WORK TO DO:
Count how many lines in this material contain "Reggio". The answer is that number alone.
======== INFORMATION SHOWN ========
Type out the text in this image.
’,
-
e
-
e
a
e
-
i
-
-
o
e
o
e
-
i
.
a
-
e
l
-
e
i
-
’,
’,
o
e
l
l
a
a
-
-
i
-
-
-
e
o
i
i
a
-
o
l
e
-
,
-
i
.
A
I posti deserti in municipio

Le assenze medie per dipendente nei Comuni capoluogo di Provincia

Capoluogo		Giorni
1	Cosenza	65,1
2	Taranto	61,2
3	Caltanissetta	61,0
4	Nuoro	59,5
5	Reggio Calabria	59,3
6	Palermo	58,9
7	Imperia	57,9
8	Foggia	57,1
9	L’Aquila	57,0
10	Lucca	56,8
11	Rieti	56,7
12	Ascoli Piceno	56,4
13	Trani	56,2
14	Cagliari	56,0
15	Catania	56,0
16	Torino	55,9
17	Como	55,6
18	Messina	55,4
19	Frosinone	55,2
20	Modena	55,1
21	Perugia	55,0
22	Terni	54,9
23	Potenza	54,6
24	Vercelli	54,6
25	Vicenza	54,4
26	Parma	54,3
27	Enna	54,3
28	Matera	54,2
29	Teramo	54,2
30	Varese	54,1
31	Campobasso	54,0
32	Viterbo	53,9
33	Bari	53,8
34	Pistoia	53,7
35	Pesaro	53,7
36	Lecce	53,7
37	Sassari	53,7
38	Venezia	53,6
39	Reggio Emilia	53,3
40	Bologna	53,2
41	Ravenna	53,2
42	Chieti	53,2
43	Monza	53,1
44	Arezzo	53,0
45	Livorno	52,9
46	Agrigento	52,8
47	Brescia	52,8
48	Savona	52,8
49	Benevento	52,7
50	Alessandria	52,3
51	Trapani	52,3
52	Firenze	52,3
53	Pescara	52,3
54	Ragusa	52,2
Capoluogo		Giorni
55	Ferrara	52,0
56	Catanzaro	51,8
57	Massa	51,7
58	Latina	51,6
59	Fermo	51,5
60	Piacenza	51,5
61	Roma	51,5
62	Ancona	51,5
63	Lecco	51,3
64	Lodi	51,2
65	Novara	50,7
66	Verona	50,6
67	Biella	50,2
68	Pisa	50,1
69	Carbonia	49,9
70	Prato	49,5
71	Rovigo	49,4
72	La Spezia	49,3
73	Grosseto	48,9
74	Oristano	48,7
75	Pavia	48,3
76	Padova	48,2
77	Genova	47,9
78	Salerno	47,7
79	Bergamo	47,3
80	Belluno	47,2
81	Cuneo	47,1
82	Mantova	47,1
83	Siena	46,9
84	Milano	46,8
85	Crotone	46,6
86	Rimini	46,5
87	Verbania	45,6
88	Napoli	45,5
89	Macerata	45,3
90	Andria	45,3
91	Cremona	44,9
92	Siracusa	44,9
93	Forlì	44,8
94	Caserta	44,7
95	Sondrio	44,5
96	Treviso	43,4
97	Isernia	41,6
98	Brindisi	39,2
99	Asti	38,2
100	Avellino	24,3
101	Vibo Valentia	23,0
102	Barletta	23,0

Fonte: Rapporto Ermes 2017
========
WRITTEN REPLY:
2